Selected text:
-*-*-

The lens fibers are unable to contract. However, the entire lens has to change its curvature during accommodation. Therefore, the cortical fibers located in the mid-peripheral portion of the lens are joined tightly with one another via “ball-and-socket” junctions, which can hold the lens against the traction force from the zonules during accommodation, leading to a change in the curvature of the lens.

Primary lens fibers, derived from the posterior cells of the lens vesicle during embryonic development, reach the center of the lens and form the embryonic nucleus, while secondary fibers formed during fetal life become the fetal nucleus. Junctions at the ends of lens fibers at the anterior and posterior of the lens are known as lens sutures. The suture anterior to the fetal nucleus is an upright Y and the posterior one is an inverted Y. As the lens grows and the fibers elongate, more complex lens sutures are formed, such as stellate-shaped sutures. In addition to the embryonic and fetal nuclei, the adult lens also has some other layers with different densities. These include, from inner to outer layers, the infantile nucleus consisting of lens fibers formed 1 month before birth until puberty, the adult nucleus consisting of fibers formed after puberty until adulthood, as well as the lens cortex consisting of superficial lens fibers after adulthood. As the lens epithelium continues to differentiate into lens fiber cells, the thickness of the lens cortex increases with age, while the thickness of the nucleus remains constant or even decreases. The density of the lens nucleus increases with age, adding a yellow or brown tint to the nucleus, and radial or gravel-like relief textures appear on the surface of the adult nucleus. With time, the rigidity of the nucleus progressively increases, the elasticity decreases, and its accommodative power reduces, resulting in presbyopia.

-*-*-

Can you carry on the passage about the lens of the eye from its last sentence?

Recorded information:
-*-*-

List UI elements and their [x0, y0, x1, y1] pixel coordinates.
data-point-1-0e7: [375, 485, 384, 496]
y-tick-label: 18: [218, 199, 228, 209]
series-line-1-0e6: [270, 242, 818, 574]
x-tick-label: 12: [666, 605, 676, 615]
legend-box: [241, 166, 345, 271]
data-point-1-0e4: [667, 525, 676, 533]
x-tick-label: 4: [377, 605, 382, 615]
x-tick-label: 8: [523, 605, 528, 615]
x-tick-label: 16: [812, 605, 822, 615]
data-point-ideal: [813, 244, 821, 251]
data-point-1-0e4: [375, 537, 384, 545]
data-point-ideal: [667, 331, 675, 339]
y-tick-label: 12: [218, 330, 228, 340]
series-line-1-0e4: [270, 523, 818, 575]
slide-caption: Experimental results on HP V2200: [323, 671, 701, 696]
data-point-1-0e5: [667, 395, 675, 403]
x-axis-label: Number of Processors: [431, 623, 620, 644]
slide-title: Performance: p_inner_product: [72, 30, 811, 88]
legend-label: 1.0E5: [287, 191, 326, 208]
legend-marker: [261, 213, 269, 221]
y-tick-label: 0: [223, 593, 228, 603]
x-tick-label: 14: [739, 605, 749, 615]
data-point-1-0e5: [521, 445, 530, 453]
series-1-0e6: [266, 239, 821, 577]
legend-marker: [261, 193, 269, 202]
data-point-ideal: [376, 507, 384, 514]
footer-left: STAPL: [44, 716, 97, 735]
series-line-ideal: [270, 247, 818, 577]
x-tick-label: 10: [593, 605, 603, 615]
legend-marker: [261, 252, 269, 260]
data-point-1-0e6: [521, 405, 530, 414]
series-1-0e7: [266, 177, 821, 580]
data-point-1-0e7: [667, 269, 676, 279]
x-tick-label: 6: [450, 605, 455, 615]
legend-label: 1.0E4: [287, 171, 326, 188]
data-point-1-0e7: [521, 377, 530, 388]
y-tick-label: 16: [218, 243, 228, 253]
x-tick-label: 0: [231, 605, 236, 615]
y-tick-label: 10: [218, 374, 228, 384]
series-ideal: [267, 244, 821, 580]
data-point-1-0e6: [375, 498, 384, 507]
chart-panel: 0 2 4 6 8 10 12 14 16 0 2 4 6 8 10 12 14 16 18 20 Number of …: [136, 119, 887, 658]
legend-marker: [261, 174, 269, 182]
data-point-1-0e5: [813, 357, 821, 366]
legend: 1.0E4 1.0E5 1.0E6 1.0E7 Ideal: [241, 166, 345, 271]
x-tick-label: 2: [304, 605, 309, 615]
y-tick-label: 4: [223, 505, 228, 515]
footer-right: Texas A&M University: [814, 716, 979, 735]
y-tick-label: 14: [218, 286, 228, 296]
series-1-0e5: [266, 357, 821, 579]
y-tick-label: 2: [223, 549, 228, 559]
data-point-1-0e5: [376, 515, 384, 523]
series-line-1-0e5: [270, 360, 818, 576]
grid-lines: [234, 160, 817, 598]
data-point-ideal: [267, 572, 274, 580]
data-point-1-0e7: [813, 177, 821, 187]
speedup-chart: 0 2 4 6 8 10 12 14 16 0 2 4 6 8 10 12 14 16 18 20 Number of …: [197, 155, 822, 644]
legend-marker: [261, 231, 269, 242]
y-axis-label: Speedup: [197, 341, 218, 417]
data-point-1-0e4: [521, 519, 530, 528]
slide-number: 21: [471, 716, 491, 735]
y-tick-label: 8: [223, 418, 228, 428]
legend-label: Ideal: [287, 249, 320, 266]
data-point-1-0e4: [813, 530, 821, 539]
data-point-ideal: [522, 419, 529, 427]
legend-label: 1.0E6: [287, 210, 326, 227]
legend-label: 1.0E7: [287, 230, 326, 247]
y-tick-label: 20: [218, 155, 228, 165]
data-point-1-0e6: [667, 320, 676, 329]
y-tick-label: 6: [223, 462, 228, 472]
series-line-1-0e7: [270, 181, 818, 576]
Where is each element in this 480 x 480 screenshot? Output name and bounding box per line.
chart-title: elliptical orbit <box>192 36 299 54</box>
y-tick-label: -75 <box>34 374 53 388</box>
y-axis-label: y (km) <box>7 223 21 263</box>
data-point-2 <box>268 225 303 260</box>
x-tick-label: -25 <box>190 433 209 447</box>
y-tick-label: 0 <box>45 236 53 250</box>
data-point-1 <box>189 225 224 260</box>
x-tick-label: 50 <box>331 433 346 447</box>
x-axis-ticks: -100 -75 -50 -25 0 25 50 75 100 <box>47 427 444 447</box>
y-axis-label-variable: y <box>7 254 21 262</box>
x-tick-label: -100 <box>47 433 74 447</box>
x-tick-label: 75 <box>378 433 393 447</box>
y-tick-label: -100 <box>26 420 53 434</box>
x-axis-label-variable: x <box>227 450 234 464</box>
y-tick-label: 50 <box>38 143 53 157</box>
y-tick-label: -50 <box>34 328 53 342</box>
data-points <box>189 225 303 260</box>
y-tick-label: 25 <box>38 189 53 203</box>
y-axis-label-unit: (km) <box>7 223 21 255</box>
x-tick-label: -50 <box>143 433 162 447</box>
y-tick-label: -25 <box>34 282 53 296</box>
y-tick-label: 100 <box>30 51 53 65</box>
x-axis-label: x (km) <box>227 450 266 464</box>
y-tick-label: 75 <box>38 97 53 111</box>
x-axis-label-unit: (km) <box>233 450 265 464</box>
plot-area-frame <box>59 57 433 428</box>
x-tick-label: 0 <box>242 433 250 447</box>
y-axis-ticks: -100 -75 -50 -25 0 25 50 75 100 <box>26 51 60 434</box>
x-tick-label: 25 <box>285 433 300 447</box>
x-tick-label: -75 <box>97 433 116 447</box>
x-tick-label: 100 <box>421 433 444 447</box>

-*-*-

Result of this task:
The zonules, also referred to as the suspensory ligaments of the lens, arise from the pars plana of the ciliary body near ora serrata. The zonules insert at the lens capsule around the equator, cross-linking with the capsular tissue in the outer zonular layer to maintain a firm attachment. The major role of the zonules is to hold the lens in its anatomic position and enable the lens to change its shape by transmitting the tension from the ciliary body onto the lens capsule during accommodation. In newborns, the fibers of zonules are relatively dense, but the amount of fibers decreases gradually with increasing age [20]. It is shown that the zonules are composed of a myriad of fibril bundles, with the pre- and post-equatorial bundles being thicker than the equatorial bundles [21]. Each fibril bundle, about 0.35–1.0 μm in diameter, consists of multiple microfilaments, which are 8–12 nm in diameter. Unlike the lens capsule that is made up of collagen, these microfilaments are mainly composed of fibrillin [20, 21]. Fibrillin is widely found in blood vessels and various types of connective tissue. It has been reported that fibrillin gene mutations can cause weakening of zonular fibers and subsequent subluxation or complete dislocation of the lens in Marfan’s syndrome [20, 21]. Some researchers further divide the zonular fibers into major fibers and accessory fibers. Fibers running from the ciliary body to the lens are major fibers, while those short fibers running perpendicularly to the major fibers in order to support and strengthen the principal fibers are accessory fibers. Once damaged, the zonular fibers cannot be regenerated [22].